» WORK REQUIRED: State the number of lines in the material below that have "this" in them, without any other text.

» EXTRACTED INFORMATION:
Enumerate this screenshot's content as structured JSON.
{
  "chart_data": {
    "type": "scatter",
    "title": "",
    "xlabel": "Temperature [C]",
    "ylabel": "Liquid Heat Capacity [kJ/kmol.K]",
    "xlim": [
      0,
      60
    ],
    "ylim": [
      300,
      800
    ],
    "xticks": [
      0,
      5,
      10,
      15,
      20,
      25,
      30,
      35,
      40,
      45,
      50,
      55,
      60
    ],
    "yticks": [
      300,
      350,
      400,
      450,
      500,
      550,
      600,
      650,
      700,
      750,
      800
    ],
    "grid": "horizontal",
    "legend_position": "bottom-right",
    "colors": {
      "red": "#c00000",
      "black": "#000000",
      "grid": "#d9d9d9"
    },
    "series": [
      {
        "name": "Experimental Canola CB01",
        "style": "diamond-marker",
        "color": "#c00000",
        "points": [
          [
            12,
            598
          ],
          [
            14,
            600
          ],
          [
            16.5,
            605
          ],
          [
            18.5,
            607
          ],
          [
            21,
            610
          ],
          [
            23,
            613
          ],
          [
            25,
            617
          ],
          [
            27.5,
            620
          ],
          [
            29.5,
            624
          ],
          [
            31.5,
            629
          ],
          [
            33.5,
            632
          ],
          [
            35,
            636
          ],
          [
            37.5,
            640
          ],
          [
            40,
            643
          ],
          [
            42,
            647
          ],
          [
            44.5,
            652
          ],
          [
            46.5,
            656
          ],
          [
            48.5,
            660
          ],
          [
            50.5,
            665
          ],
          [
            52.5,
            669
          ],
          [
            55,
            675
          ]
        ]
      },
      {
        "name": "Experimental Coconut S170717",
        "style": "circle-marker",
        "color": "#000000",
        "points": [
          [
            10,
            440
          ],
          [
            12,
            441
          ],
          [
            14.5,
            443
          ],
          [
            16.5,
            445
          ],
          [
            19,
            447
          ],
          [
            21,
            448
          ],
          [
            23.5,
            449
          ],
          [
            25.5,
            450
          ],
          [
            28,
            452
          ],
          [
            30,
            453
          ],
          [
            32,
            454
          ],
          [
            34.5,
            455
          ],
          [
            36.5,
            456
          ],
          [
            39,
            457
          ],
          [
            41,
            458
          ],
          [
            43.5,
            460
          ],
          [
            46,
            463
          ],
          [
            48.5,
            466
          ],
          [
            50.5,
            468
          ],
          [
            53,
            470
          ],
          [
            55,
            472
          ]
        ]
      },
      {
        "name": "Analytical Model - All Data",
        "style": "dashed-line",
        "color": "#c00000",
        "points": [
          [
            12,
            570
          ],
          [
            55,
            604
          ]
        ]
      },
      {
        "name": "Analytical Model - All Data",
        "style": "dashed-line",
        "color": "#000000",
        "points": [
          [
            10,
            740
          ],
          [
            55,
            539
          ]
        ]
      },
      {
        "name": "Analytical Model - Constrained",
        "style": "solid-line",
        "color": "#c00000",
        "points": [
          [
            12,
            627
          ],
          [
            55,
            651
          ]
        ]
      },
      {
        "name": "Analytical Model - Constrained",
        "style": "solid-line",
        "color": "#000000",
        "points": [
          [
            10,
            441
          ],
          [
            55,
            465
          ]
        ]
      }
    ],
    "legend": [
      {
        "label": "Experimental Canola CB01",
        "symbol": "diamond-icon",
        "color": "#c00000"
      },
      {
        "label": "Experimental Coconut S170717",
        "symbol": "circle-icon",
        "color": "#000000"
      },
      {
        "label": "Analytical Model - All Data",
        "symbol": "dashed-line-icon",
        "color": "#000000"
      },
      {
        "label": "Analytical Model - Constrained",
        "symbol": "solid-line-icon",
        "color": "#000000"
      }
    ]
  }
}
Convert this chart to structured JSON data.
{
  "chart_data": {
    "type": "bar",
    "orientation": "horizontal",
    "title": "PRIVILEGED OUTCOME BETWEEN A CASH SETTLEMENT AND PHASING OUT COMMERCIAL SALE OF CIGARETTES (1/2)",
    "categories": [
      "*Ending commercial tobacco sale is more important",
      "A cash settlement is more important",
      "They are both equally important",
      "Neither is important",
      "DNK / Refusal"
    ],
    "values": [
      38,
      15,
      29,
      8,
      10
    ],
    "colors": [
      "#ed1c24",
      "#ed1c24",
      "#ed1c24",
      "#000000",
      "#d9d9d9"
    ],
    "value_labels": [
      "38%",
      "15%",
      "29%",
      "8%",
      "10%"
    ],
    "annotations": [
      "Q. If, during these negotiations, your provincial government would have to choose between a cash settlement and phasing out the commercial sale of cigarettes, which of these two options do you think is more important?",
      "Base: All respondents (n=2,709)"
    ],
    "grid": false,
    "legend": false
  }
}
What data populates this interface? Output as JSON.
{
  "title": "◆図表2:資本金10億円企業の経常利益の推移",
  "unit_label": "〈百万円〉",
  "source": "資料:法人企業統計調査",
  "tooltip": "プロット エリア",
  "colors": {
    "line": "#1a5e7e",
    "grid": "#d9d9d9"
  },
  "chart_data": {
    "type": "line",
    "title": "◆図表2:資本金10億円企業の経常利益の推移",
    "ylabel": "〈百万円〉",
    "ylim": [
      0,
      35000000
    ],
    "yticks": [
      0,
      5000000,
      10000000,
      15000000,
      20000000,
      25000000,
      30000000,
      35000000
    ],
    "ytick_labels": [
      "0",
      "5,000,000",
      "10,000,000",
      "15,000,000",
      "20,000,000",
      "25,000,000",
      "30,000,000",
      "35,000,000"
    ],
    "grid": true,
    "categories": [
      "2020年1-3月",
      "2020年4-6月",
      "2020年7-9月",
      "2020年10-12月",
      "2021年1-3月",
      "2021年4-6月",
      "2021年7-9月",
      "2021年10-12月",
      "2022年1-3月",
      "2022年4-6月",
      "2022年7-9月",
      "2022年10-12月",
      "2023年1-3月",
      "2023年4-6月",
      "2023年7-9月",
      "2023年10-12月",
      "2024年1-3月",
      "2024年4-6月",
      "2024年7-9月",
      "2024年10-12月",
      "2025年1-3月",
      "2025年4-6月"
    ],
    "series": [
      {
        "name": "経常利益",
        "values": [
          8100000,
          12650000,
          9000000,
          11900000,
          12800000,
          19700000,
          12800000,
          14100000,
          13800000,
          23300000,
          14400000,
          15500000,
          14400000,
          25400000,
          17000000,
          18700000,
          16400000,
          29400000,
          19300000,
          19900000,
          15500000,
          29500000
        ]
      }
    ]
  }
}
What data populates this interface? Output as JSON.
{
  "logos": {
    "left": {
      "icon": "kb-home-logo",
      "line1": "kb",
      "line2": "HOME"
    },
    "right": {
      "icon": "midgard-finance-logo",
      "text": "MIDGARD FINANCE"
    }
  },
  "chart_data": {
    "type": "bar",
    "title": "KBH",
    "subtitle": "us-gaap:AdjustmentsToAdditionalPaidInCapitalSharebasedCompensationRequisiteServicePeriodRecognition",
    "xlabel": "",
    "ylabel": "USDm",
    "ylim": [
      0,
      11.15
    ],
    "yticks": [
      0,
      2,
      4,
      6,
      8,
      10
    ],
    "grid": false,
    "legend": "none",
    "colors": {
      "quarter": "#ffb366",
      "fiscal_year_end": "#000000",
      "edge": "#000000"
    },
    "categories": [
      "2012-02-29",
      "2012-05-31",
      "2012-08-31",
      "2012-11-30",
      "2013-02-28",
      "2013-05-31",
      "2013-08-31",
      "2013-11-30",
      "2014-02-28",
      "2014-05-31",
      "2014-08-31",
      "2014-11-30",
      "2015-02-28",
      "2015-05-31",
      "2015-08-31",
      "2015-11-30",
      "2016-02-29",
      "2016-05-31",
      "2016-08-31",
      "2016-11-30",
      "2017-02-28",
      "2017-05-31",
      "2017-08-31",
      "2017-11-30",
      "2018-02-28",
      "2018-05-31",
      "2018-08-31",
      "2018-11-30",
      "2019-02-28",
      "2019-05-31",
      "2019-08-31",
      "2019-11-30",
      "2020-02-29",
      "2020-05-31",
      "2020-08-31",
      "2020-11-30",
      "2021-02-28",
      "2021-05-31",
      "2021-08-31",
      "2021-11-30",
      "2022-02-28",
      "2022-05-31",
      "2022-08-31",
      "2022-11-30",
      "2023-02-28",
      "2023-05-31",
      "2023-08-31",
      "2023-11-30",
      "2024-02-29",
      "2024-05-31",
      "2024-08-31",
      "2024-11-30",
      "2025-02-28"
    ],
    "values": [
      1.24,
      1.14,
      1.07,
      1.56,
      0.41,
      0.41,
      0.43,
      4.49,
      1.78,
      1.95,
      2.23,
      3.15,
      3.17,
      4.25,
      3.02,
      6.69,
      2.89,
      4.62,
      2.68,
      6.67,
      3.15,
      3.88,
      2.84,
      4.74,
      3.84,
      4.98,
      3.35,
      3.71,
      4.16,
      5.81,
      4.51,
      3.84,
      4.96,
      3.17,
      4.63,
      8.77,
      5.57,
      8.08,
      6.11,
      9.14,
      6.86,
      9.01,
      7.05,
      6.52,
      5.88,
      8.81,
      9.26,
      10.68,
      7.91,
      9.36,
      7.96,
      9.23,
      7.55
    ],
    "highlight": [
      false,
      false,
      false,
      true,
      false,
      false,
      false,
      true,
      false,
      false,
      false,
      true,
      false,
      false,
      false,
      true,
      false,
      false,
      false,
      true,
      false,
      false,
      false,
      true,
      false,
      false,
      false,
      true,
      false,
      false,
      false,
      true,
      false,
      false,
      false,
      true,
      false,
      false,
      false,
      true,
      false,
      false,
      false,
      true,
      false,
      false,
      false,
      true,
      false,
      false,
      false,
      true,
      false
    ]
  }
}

» FULL ANSWER: 4